◆ **What the exercise asks**: Only the lines from the one containing "Parse this chart and return its data as JSON." through the end of the material are to be echoed, each exactly as it appears.

## START Records provided

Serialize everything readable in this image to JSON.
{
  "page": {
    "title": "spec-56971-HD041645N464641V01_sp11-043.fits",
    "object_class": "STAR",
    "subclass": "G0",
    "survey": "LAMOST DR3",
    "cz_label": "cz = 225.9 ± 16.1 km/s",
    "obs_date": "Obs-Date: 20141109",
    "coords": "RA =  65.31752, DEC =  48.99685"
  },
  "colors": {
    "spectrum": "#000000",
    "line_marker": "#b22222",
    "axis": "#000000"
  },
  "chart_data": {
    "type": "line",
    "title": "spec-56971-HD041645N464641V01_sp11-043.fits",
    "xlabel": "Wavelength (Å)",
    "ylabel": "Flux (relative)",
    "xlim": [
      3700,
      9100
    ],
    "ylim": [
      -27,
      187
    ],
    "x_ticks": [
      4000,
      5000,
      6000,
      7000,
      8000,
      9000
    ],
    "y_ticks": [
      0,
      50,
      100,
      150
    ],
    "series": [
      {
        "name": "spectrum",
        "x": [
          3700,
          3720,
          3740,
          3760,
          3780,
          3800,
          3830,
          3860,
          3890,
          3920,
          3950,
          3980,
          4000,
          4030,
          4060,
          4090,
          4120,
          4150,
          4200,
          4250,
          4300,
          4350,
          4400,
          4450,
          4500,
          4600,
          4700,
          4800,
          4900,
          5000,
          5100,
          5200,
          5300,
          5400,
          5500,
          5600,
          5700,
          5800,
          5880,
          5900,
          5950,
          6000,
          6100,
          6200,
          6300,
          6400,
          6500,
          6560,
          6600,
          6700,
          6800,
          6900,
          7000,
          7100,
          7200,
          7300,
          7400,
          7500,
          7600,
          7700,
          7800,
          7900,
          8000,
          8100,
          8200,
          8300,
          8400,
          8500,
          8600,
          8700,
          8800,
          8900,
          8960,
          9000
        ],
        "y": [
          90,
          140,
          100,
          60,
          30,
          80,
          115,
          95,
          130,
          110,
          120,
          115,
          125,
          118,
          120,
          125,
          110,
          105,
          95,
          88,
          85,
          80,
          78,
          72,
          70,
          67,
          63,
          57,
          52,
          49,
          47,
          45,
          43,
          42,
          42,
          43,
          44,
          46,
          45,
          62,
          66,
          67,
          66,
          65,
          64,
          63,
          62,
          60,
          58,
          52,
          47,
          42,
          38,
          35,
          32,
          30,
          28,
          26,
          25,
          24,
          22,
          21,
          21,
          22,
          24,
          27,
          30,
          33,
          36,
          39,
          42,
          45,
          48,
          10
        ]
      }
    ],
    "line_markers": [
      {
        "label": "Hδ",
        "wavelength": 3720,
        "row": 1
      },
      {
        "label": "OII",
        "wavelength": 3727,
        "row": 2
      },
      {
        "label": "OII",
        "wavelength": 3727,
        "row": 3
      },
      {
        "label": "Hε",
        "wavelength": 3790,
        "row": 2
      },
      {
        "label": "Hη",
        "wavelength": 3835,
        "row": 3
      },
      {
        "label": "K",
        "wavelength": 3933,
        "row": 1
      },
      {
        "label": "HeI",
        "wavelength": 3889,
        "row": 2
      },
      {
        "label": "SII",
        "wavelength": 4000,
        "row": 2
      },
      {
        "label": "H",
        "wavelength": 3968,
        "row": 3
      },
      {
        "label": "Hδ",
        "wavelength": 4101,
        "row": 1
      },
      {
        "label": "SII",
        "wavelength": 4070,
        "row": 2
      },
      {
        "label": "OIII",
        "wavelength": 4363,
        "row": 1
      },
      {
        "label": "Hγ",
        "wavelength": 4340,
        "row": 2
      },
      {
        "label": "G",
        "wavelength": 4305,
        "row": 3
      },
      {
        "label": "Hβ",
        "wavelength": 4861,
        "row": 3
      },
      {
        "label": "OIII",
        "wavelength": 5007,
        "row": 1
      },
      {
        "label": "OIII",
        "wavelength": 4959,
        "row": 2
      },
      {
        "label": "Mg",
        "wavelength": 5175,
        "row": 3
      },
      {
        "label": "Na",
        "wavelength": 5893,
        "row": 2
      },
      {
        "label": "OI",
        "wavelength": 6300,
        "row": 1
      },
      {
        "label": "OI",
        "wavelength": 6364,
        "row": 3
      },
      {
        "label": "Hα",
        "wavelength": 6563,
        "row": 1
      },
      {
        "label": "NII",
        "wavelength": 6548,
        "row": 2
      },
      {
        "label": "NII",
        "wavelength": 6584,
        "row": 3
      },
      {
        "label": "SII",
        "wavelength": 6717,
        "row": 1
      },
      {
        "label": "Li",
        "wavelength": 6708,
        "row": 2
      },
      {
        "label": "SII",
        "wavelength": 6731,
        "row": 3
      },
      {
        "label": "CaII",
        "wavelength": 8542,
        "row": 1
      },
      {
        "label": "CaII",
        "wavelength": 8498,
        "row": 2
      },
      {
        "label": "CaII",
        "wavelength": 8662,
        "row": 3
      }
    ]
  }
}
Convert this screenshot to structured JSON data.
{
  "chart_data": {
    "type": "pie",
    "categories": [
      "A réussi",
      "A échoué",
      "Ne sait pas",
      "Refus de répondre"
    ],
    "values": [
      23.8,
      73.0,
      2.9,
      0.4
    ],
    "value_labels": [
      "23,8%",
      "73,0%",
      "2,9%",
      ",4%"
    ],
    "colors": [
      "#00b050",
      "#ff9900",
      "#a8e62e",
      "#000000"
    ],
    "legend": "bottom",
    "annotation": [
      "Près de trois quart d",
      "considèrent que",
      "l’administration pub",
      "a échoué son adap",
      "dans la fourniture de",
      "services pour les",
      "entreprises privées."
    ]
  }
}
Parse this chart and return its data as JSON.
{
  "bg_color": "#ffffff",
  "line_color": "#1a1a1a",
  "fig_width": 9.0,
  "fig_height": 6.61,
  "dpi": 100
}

## END Records provided

◆ **Answer in full**:
Parse this chart and return its data as JSON.
{
  "bg_color": "#ffffff",
  "line_color": "#1a1a1a",
  "fig_width": 9.0,
  "fig_height": 6.61,
  "dpi": 100
}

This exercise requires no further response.